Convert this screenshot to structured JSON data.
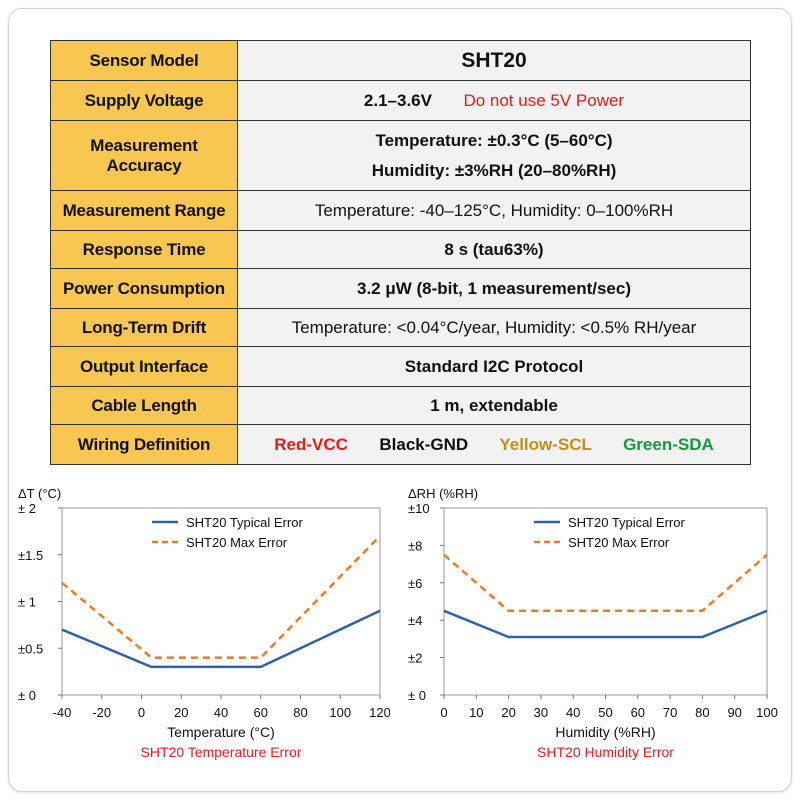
{
  "table": {
    "rows": [
      {
        "label": "Sensor Model",
        "value": "SHT20"
      },
      {
        "label": "Supply Voltage",
        "value": "2.1–3.6V",
        "warning": "Do not use 5V Power"
      },
      {
        "label": "Measurement Accuracy",
        "line1": "Temperature: ±0.3°C (5–60°C)",
        "line2": "Humidity: ±3%RH (20–80%RH)"
      },
      {
        "label": "Measurement Range",
        "value": "Temperature: -40–125°C,  Humidity: 0–100%RH"
      },
      {
        "label": "Response Time",
        "value": "8 s (tau63%)"
      },
      {
        "label": "Power Consumption",
        "value": "3.2 μW (8-bit, 1 measurement/sec)"
      },
      {
        "label": "Long-Term Drift",
        "value": "Temperature: <0.04°C/year, Humidity: <0.5% RH/year"
      },
      {
        "label": "Output Interface",
        "value": "Standard I2C Protocol"
      },
      {
        "label": "Cable Length",
        "value": "1 m, extendable"
      },
      {
        "label": "Wiring Definition",
        "wires": [
          "Red-VCC",
          "Black-GND",
          "Yellow-SCL",
          "Green-SDA"
        ]
      }
    ]
  },
  "colors": {
    "label_bg": "#f8c751",
    "value_bg": "#f2f2f2",
    "typical": "#2e62a8",
    "max": "#ef7a1a",
    "caption": "#e21b1b",
    "wire_red": "#e21b1b",
    "wire_black": "#111111",
    "wire_yellow": "#c58f12",
    "wire_green": "#149a3a"
  },
  "chart_data": [
    {
      "type": "line",
      "title": "SHT20 Temperature Error",
      "xlabel": "Temperature (°C)",
      "ylabel": "ΔT (°C)",
      "xlim": [
        -40,
        120
      ],
      "ylim": [
        0,
        2
      ],
      "xticks": [
        "-40",
        "-20",
        "0",
        "20",
        "40",
        "60",
        "80",
        "100",
        "120"
      ],
      "yticks": [
        "± 0",
        "±0.5",
        "± 1",
        "±1.5",
        "± 2"
      ],
      "legend": "top-right",
      "series": [
        {
          "name": "SHT20 Typical Error",
          "x": [
            -40,
            5,
            60,
            120
          ],
          "y": [
            0.7,
            0.3,
            0.3,
            0.9
          ]
        },
        {
          "name": "SHT20 Max Error",
          "x": [
            -40,
            5,
            60,
            120
          ],
          "y": [
            1.2,
            0.4,
            0.4,
            1.7
          ]
        }
      ]
    },
    {
      "type": "line",
      "title": "SHT20 Humidity Error",
      "xlabel": "Humidity (%RH)",
      "ylabel": "ΔRH (%RH)",
      "xlim": [
        0,
        100
      ],
      "ylim": [
        0,
        10
      ],
      "xticks": [
        "0",
        "10",
        "20",
        "30",
        "40",
        "50",
        "60",
        "70",
        "80",
        "90",
        "100"
      ],
      "yticks": [
        "± 0",
        "±2",
        "±4",
        "±6",
        "±8",
        "±10"
      ],
      "legend": "top-right",
      "series": [
        {
          "name": "SHT20 Typical Error",
          "x": [
            0,
            20,
            80,
            100
          ],
          "y": [
            4.5,
            3.1,
            3.1,
            4.5
          ]
        },
        {
          "name": "SHT20 Max Error",
          "x": [
            0,
            20,
            80,
            100
          ],
          "y": [
            7.5,
            4.5,
            4.5,
            7.5
          ]
        }
      ]
    }
  ]
}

-=-=-=-=-

_EXERCISE DETAILS_
Copy all lines from the material that contain "Power".

_WRITTEN REPLY_
        "warning": "Do not use 5V Power"
        "label": "Power Consumption",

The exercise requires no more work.